Stored data:
• • •

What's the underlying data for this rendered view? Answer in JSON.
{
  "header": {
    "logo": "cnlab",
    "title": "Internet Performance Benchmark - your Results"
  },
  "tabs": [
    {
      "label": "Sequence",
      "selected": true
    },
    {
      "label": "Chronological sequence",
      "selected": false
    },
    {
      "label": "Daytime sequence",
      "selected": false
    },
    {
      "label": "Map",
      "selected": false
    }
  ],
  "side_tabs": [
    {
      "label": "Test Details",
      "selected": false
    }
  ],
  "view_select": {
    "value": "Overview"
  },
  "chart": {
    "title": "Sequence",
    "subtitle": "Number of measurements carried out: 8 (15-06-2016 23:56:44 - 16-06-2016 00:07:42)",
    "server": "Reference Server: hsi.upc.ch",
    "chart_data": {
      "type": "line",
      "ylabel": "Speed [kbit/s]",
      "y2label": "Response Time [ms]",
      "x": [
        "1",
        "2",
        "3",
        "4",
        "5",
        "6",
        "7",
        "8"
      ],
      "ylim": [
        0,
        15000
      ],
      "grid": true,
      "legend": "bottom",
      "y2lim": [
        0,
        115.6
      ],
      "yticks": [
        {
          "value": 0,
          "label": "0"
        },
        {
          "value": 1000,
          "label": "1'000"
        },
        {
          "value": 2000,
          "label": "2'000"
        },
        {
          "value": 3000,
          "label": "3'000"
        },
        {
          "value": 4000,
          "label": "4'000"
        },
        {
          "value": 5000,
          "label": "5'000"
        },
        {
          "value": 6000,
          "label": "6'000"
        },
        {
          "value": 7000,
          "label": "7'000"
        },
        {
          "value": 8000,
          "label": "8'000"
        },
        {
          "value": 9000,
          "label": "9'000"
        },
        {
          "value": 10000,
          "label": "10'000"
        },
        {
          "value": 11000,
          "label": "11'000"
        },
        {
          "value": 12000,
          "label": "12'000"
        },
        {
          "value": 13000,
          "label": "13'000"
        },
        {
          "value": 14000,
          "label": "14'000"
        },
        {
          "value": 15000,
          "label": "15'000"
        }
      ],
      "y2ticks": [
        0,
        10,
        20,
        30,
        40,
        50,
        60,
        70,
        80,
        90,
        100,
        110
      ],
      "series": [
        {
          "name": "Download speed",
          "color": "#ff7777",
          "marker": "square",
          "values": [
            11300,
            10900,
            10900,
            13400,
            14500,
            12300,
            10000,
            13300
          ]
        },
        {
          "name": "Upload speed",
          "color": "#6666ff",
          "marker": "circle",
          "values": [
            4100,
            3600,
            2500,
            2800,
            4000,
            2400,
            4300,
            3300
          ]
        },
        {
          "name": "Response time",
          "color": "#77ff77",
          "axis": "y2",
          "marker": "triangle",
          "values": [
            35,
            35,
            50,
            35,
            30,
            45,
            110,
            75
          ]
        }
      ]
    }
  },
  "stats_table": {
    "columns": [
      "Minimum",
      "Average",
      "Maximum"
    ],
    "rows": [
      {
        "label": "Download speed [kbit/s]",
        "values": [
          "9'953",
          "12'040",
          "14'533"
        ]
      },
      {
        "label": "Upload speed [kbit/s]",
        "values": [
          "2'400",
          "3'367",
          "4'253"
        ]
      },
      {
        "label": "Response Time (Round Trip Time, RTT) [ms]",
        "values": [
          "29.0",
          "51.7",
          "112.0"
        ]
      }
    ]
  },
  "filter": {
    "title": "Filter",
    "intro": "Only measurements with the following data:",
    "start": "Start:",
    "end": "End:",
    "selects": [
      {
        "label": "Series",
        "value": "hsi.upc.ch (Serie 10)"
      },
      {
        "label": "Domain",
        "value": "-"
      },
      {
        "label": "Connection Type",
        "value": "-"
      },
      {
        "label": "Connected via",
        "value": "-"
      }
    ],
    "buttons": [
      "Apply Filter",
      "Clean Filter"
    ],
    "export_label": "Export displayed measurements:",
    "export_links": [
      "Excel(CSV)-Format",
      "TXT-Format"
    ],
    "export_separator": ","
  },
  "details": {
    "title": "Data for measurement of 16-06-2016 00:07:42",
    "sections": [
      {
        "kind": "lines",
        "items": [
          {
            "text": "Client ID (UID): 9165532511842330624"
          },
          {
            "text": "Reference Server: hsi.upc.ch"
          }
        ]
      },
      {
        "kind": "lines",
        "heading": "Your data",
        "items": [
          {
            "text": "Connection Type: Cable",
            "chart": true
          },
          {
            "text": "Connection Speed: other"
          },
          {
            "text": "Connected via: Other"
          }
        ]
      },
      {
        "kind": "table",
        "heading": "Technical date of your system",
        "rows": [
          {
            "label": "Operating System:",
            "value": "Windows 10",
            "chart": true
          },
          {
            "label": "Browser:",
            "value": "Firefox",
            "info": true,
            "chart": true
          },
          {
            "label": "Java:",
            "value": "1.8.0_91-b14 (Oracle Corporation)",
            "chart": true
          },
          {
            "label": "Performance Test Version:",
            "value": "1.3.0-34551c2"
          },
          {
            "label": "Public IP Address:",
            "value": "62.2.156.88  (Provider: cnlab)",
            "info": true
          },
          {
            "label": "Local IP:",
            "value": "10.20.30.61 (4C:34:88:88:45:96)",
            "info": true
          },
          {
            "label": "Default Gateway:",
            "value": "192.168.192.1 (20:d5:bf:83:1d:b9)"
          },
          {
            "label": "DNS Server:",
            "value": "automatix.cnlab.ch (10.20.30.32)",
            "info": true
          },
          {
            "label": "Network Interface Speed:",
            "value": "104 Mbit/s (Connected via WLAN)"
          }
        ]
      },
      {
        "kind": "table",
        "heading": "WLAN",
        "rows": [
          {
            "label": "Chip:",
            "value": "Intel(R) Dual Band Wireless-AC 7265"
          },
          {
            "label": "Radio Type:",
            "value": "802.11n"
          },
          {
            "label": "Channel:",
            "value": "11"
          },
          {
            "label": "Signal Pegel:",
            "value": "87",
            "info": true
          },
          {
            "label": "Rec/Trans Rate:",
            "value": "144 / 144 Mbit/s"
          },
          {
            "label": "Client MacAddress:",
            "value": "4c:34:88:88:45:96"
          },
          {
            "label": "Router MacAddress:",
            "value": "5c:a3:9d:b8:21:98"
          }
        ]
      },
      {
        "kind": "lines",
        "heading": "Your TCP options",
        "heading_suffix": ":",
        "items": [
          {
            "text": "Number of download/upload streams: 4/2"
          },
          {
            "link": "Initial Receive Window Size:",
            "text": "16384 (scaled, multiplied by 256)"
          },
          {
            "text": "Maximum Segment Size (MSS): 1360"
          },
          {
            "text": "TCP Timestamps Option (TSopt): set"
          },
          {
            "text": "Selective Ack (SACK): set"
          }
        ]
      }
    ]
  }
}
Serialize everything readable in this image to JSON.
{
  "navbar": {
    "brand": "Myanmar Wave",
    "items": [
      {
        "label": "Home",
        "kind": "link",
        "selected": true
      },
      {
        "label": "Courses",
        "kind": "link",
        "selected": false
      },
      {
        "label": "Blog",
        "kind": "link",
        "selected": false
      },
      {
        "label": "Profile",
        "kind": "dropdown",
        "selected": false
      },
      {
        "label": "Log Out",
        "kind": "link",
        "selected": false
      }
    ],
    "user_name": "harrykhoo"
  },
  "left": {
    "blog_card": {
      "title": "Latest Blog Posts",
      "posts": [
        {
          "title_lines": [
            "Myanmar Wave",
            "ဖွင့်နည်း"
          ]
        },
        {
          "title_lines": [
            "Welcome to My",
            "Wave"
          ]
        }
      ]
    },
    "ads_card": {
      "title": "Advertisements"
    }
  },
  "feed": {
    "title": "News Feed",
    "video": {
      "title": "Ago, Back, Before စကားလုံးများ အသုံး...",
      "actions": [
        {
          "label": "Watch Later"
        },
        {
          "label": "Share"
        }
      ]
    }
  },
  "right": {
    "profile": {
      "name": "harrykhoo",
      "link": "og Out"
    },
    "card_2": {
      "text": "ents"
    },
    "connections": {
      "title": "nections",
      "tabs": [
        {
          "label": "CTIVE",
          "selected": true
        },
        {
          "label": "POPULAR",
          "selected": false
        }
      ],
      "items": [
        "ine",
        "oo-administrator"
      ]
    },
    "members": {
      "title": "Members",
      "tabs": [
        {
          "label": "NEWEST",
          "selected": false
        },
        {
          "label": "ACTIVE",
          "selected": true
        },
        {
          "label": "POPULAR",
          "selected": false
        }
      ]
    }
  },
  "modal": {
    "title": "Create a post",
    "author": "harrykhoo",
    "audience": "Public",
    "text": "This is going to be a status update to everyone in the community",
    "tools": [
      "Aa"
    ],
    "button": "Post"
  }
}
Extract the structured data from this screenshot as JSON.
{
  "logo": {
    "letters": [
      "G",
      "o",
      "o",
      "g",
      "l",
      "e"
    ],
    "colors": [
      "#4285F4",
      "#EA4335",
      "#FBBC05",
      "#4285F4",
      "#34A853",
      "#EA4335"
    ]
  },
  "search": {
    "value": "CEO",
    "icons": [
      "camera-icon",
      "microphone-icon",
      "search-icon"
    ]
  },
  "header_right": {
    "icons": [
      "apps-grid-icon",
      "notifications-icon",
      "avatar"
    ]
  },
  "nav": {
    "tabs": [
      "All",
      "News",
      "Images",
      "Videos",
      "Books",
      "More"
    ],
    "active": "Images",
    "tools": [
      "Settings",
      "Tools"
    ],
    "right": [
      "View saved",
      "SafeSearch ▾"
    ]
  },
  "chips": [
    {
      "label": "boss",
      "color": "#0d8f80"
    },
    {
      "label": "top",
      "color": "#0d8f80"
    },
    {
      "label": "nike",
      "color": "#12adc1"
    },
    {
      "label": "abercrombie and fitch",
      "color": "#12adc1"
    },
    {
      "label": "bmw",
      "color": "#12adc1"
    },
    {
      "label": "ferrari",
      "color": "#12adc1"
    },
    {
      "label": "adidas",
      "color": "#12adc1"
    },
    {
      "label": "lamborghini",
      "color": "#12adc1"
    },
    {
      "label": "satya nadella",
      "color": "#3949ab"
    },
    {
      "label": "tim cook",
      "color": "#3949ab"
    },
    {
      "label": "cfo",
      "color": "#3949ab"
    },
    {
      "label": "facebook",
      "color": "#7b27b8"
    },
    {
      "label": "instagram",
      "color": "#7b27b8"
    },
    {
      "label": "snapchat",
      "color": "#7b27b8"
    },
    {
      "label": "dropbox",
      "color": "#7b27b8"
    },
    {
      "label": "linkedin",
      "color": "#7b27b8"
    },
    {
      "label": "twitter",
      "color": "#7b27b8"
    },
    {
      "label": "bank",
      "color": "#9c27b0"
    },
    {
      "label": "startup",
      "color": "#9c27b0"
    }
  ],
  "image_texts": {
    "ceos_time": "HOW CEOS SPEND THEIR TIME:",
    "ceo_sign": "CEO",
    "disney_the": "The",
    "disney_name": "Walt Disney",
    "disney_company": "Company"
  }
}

• • •

- _Exercise objective_
List every line above that contains the word "cnlab".

- _The response_
    "logo": "cnlab",
            "value": "62.2.156.88  (Provider: cnlab)",
            "value": "automatix.cnlab.ch (10.20.30.32)",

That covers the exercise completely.